:: Provided material ::

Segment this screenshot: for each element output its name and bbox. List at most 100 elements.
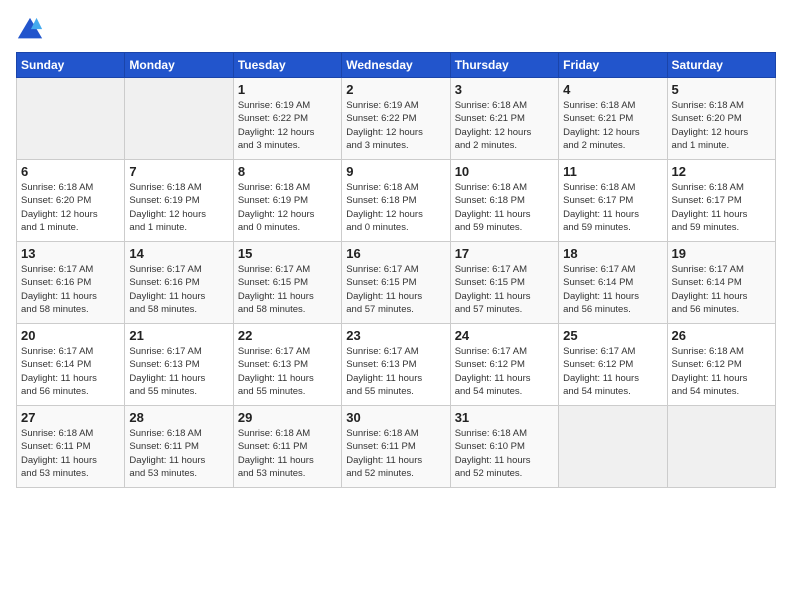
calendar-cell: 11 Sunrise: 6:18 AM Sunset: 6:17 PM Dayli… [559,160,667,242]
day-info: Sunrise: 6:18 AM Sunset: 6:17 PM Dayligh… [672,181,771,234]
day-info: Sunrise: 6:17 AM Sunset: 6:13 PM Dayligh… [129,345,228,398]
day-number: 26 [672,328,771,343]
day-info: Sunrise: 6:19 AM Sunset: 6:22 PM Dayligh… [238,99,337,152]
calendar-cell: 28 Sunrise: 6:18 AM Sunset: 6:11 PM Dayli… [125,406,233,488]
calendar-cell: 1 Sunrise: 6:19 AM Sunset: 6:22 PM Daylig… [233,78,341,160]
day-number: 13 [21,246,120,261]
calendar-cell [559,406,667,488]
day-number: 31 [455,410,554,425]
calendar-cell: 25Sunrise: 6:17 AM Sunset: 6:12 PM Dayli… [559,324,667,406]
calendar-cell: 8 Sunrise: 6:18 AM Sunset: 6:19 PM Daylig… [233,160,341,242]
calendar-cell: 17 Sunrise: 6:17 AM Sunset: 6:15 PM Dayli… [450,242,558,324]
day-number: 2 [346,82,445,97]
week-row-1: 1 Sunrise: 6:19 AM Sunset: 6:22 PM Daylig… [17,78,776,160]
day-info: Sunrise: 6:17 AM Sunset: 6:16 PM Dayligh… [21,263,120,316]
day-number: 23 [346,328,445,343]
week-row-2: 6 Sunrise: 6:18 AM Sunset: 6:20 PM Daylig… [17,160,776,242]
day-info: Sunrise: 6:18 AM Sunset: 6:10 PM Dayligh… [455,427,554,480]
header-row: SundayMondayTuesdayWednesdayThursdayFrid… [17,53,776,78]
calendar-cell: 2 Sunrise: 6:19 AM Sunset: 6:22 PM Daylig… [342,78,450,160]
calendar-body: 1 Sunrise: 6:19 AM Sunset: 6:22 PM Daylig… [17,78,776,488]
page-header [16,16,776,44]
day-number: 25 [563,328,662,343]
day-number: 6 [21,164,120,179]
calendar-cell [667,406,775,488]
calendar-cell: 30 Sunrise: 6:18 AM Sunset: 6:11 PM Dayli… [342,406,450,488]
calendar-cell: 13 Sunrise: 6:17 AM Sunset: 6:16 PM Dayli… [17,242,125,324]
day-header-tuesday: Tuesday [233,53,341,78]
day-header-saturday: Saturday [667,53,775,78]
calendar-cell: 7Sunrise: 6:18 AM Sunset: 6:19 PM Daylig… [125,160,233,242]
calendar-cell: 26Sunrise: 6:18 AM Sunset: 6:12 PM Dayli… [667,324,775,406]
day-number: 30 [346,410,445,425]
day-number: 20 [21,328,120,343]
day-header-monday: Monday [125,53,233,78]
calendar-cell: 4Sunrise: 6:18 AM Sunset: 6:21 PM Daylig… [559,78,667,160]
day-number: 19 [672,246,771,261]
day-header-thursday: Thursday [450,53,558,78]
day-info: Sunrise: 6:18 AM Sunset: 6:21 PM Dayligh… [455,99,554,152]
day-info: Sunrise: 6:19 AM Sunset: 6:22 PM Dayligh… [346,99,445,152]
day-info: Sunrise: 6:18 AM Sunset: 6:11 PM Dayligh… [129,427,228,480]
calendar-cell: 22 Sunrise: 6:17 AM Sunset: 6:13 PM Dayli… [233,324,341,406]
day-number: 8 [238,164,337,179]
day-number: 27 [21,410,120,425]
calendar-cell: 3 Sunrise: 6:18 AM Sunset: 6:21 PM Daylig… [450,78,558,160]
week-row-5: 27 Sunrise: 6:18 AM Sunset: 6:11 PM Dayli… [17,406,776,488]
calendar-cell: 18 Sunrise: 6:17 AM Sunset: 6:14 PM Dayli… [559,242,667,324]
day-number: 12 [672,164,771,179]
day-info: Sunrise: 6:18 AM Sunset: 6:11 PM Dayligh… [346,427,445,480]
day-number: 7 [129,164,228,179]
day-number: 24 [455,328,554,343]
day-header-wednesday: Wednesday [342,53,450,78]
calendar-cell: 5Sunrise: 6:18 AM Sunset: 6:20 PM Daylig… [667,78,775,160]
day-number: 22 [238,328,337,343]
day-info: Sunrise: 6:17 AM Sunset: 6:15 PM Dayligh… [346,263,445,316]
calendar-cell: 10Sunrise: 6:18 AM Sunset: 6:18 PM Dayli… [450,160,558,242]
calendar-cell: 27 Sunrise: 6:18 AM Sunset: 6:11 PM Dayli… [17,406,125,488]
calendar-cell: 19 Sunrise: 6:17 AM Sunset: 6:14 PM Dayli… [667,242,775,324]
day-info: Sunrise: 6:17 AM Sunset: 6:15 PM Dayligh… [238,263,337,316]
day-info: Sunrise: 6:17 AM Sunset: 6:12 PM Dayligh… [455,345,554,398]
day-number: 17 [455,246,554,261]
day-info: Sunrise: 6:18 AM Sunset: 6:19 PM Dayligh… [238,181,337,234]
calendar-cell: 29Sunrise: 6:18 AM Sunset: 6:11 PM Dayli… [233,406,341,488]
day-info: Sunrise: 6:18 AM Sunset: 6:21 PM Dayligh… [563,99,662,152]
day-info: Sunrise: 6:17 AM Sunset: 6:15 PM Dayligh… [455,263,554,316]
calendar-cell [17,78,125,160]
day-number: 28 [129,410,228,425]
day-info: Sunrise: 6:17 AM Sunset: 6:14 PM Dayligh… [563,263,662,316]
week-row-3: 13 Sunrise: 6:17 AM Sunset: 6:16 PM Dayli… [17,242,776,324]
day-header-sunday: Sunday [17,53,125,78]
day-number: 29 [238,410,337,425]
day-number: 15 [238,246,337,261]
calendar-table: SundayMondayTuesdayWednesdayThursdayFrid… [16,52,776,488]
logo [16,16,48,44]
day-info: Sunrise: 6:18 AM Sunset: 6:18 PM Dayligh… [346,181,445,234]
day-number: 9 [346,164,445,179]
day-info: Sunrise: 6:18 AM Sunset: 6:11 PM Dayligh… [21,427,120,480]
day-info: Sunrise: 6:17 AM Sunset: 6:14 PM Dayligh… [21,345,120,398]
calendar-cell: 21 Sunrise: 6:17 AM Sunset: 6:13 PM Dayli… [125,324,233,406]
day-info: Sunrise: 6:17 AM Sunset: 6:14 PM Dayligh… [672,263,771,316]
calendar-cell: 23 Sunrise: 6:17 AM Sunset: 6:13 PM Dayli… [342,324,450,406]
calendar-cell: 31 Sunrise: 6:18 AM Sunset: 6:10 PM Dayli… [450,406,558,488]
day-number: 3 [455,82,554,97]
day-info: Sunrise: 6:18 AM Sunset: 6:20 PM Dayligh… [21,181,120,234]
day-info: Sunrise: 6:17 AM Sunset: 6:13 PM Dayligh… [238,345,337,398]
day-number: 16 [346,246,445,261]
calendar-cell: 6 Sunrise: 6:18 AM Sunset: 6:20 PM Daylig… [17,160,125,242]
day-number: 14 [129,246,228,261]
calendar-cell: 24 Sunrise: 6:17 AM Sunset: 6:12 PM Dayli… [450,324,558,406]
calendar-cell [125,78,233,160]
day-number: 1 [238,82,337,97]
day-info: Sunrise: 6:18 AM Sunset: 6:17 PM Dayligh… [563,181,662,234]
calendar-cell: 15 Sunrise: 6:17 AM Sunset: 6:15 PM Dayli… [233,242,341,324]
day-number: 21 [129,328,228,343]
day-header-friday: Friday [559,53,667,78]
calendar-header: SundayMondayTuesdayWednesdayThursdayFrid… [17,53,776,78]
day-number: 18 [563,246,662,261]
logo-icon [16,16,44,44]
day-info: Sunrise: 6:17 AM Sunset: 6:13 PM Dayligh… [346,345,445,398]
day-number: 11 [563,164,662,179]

:::
:: Provided material ::

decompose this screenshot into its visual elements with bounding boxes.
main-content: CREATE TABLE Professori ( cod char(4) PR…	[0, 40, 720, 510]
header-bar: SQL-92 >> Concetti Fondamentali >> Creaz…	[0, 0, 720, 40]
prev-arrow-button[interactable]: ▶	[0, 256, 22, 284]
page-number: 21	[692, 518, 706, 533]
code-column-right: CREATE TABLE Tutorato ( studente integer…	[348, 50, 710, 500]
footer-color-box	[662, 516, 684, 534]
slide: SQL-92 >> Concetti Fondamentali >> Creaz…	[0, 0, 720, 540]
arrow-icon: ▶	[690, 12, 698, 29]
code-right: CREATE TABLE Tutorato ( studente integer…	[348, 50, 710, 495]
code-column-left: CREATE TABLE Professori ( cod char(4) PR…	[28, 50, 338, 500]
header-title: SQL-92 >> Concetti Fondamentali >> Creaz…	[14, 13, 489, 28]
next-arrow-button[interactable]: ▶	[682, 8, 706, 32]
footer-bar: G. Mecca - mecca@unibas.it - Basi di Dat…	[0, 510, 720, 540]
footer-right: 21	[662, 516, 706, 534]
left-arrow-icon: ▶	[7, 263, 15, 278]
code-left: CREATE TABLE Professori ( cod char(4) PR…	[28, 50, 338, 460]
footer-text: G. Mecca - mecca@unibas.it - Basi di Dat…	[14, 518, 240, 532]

:::

__Objective__
Can you swap "Sunset" for "Dusk" in the lines starting at the one containing "calendar-cell: 11 Sunrise: 6:18" and ending after the one containing "day-number: 26 [672,328,771,343]", keep everything else the same, and return only those lines?

__Completed task__
calendar-cell: 11 Sunrise: 6:18 AM Dusk: 6:17 PM Dayli… [559,160,667,242]
day-info: Sunrise: 6:18 AM Dusk: 6:17 PM Dayligh… [672,181,771,234]
day-info: Sunrise: 6:17 AM Dusk: 6:13 PM Dayligh… [129,345,228,398]
day-number: 26 [672,328,771,343]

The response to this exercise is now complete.